-- What this task involves --
Skip every picture and transcribe the remaining material exactly.

-- Extracted information --

<<<<

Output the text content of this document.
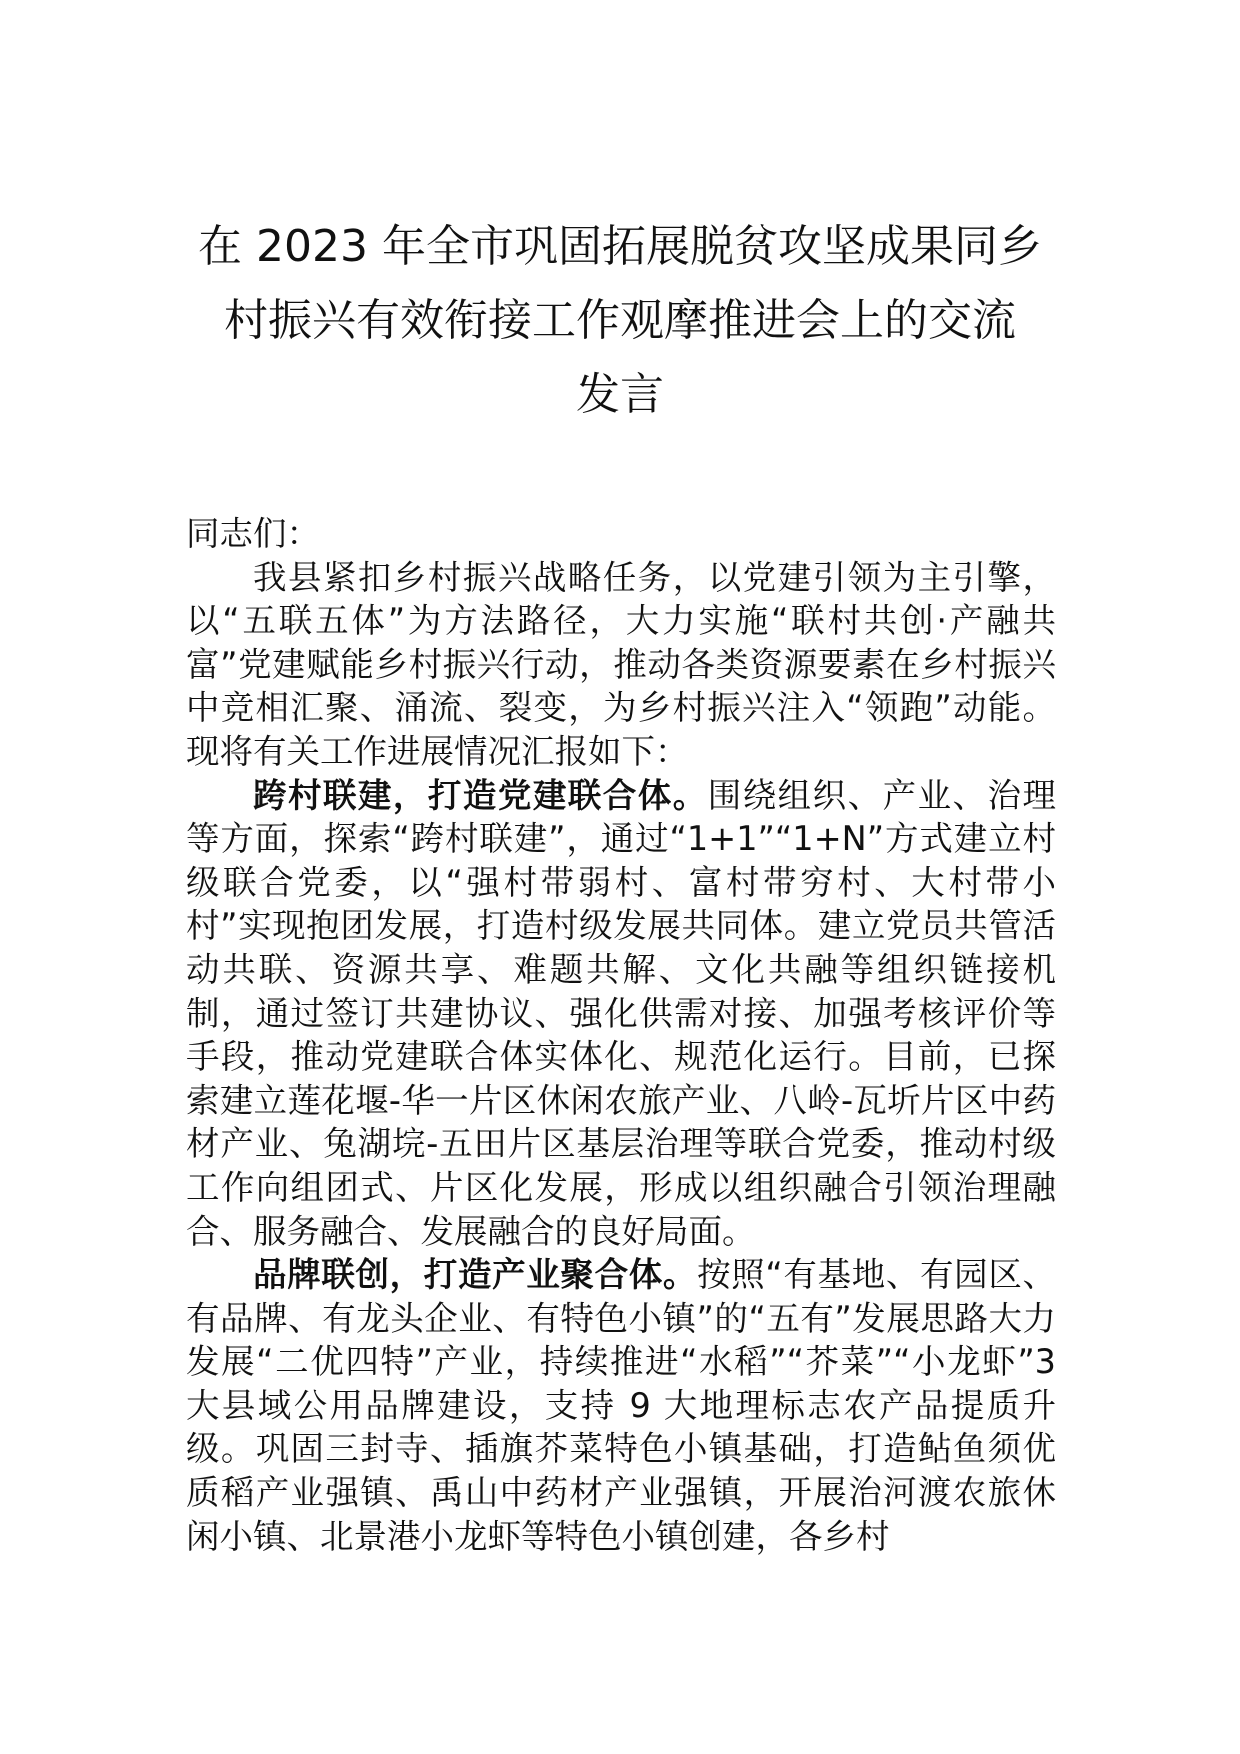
在 2023 年全市巩固拓展脱贫攻坚成果同乡
村振兴有效衔接工作观摩推进会上的交流
发言

同志们：

我县紧扣乡村振兴战略任务，以党建引领为主引擎，以“五联五体”为方法路径，大力实施“联村共创·产融共富”党建赋能乡村振兴行动，推动各类资源要素在乡村振兴中竞相汇聚、涌流、裂变，为乡村振兴注入“领跑”动能。现将有关工作进展情况汇报如下：

跨村联建，打造党建联合体。围绕组织、产业、治理等方面，探索“跨村联建”，通过“1+1”“1+N”方式建立村级联合党委，以“强村带弱村、富村带穷村、大村带小村”实现抱团发展，打造村级发展共同体。建立党员共管活动共联、资源共享、难题共解、文化共融等组织链接机制，通过签订共建协议、强化供需对接、加强考核评价等手段，推动党建联合体实体化、规范化运行。目前，已探索建立莲花堰-华一片区休闲农旅产业、八岭-瓦圻片区中药材产业、兔湖垸-五田片区基层治理等联合党委，推动村级工作向组团式、片区化发展，形成以组织融合引领治理融合、服务融合、发展融合的良好局面。

品牌联创，打造产业聚合体。按照“有基地、有园区、有品牌、有龙头企业、有特色小镇”的“五有”发展思路大力发展“二优四特”产业，持续推进“水稻”“芥菜”“小龙虾”3 大县域公用品牌建设，支持 9 大地理标志农产品提质升级。巩固三封寺、插旗芥菜特色小镇基础，打造鲇鱼须优质稻产业强镇、禹山中药材产业强镇，开展治河渡农旅休闲小镇、北景港小龙虾等特色小镇创建，各乡村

>>>>

-- Correct response --
Output the text content of this document.
在 2023 年全市巩固拓展脱贫攻坚成果同乡
村振兴有效衔接工作观摩推进会上的交流
发言

同志们：

我县紧扣乡村振兴战略任务，以党建引领为主引擎，以“五联五体”为方法路径，大力实施“联村共创·产融共富”党建赋能乡村振兴行动，推动各类资源要素在乡村振兴中竞相汇聚、涌流、裂变，为乡村振兴注入“领跑”动能。现将有关工作进展情况汇报如下：

跨村联建，打造党建联合体。围绕组织、产业、治理等方面，探索“跨村联建”，通过“1+1”“1+N”方式建立村级联合党委，以“强村带弱村、富村带穷村、大村带小村”实现抱团发展，打造村级发展共同体。建立党员共管活动共联、资源共享、难题共解、文化共融等组织链接机制，通过签订共建协议、强化供需对接、加强考核评价等手段，推动党建联合体实体化、规范化运行。目前，已探索建立莲花堰-华一片区休闲农旅产业、八岭-瓦圻片区中药材产业、兔湖垸-五田片区基层治理等联合党委，推动村级工作向组团式、片区化发展，形成以组织融合引领治理融合、服务融合、发展融合的良好局面。

品牌联创，打造产业聚合体。按照“有基地、有园区、有品牌、有龙头企业、有特色小镇”的“五有”发展思路大力发展“二优四特”产业，持续推进“水稻”“芥菜”“小龙虾”3 大县域公用品牌建设，支持 9 大地理标志农产品提质升级。巩固三封寺、插旗芥菜特色小镇基础，打造鲇鱼须优质稻产业强镇、禹山中药材产业强镇，开展治河渡农旅休闲小镇、北景港小龙虾等特色小镇创建，各乡村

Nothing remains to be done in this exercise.